▸ **Page text**
On OS X there is CFXMLCreateStringByUnescapingEntities() which does the job:

let encoded = "<strong> 4 &lt; 5 &amp; 3 &gt; 2 .</strong> Price: 12 &#x20ac;.  &#64; "
let decoded = CFXMLCreateStringByUnescapingEntities(nil, encoded, nil) as String
println(decoded)
// <strong> 4 < 5 & 3 > 2 .</strong> Price: 12 €.  @ 

but this is not available on iOS.

Here is a pure Swift implementation. It decodes character entities references like &lt; using a dictionary, and all numeric character entities like &#64 or &#x20ac. (Note that I did not list all 252 HTML entities explicitly.)

Swift 4:

// Mapping from XML/HTML character entity reference to character
// From http://en.wikipedia.org/wiki/List_of_XML_and_HTML_character_entity_references
private let characterEntities : [ Substring : Character ] = [
    // XML predefined entities:
    "&quot;"    : "\"",
    "&amp;"     : "&",
    "&apos;"    : "'",
    "&lt;"      : "<",
    "&gt;"      : ">",

    // HTML character entity references:
    "&nbsp;"    : "\u{00a0}",
    // ...
    "&diams;"   : "♦",
]

extension String {

    /// Returns a new string made by replacing in the `String`
    /// all HTML character entity references with the corresponding
    /// character.
    var stringByDecodingHTMLEntities : String {

        // ===== Utility functions =====

        // Convert the number in the string to the corresponding
        // Unicode character, e.g.
        //    decodeNumeric("64", 10)   --> "@"
        //    decodeNumeric("20ac", 16) --> "€"
        func decodeNumeric(_ string : Substring, base : Int) -> Character? {
            guard let code = UInt32(string, radix: base),
                let uniScalar = UnicodeScalar(code) else { return nil }
            return Character(uniScalar)

▸ **Given request 1**
According to the Swift decoding text, which function on OS X decodes the entities but is not available on iOS?
The entries that follow have no connection to the Swift decoding text.

▸ **Data for this task**
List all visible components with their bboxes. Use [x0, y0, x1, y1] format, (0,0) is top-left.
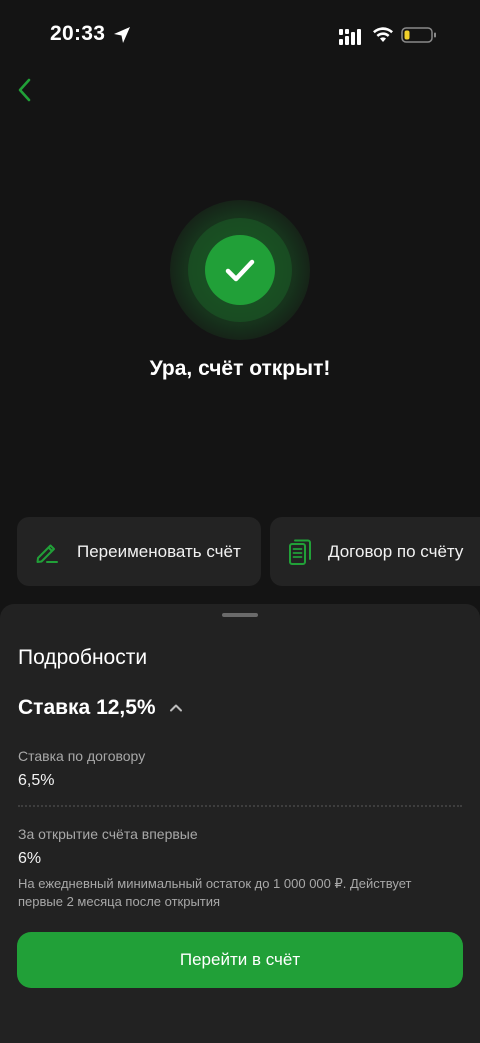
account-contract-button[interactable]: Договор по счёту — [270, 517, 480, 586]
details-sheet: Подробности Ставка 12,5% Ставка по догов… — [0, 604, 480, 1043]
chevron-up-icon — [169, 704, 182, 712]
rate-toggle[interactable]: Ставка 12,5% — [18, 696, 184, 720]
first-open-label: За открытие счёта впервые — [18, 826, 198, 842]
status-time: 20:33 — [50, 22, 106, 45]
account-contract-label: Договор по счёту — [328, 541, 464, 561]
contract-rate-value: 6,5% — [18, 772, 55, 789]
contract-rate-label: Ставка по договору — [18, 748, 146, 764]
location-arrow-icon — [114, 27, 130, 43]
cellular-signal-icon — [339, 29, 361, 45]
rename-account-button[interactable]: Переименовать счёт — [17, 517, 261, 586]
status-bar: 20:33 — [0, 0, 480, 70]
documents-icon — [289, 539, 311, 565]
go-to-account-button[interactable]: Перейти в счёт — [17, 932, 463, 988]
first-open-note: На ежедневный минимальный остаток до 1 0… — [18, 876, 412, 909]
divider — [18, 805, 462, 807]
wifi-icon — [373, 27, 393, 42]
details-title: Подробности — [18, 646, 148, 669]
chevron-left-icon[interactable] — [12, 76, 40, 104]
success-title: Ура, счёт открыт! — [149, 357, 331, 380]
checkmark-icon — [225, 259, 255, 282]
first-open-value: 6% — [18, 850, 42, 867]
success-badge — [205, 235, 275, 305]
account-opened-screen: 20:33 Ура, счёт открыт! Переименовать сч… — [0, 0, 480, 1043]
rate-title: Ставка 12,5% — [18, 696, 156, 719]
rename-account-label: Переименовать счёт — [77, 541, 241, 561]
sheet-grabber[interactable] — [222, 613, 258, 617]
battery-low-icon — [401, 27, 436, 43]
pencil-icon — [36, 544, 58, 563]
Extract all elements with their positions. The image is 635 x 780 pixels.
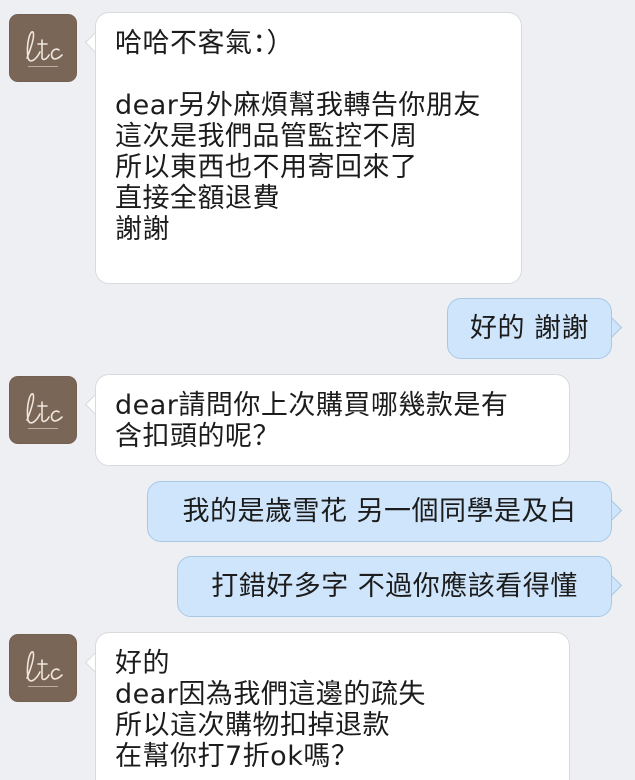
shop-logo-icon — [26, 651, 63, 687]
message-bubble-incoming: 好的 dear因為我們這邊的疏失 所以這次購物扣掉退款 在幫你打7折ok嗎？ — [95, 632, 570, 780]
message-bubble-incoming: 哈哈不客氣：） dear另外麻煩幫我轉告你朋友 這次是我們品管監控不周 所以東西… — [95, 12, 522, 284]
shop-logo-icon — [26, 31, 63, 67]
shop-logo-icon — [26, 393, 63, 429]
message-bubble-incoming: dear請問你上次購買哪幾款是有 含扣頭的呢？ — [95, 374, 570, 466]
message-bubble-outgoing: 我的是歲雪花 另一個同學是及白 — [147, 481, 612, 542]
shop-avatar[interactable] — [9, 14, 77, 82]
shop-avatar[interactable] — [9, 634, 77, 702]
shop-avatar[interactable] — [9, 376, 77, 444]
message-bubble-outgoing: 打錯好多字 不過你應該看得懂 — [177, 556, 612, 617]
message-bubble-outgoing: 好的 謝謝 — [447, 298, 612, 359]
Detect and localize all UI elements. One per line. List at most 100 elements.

▸ **Given request 2**
In the entries, take the part that opens with the line containing "account-contract-button[interactable]: Договор по" and closes with the line containing "account-opened-screen: 20:33 Ура, счёт". Write those lines out again with "Договор по счёту" changed to "Условия счёта" and everything else unchanged.

▸ **Output 1**
CFXMLCreateStringByUnescapingEntities()

▸ **Output 2**
account-contract-button[interactable]: Условия счёта — [270, 517, 480, 586]
details-sheet: Подробности Ставка 12,5% Ставка по догов… — [0, 604, 480, 1043]
chevron-up-icon — [169, 704, 182, 712]
rate-toggle[interactable]: Ставка 12,5% — [18, 696, 184, 720]
first-open-label: За открытие счёта впервые — [18, 826, 198, 842]
status-time: 20:33 — [50, 22, 106, 45]
account-contract-label: Условия счёта — [328, 541, 464, 561]
contract-rate-value: 6,5% — [18, 772, 55, 789]
contract-rate-label: Ставка по договору — [18, 748, 146, 764]
location-arrow-icon — [114, 27, 130, 43]
cellular-signal-icon — [339, 29, 361, 45]
rename-account-button[interactable]: Переименовать счёт — [17, 517, 261, 586]
status-bar: 20:33 — [0, 0, 480, 70]
documents-icon — [289, 539, 311, 565]
go-to-account-button[interactable]: Перейти в счёт — [17, 932, 463, 988]
first-open-note: На ежедневный минимальный остаток до 1 0… — [18, 876, 412, 909]
divider — [18, 805, 462, 807]
wifi-icon — [373, 27, 393, 42]
details-title: Подробности — [18, 646, 148, 669]
chevron-left-icon[interactable] — [12, 76, 40, 104]
success-title: Ура, счёт открыт! — [149, 357, 331, 380]
checkmark-icon — [225, 259, 255, 282]
first-open-value: 6% — [18, 850, 42, 867]
success-badge — [205, 235, 275, 305]
account-opened-screen: 20:33 Ура, счёт открыт! Переименовать сч… — [0, 0, 480, 1043]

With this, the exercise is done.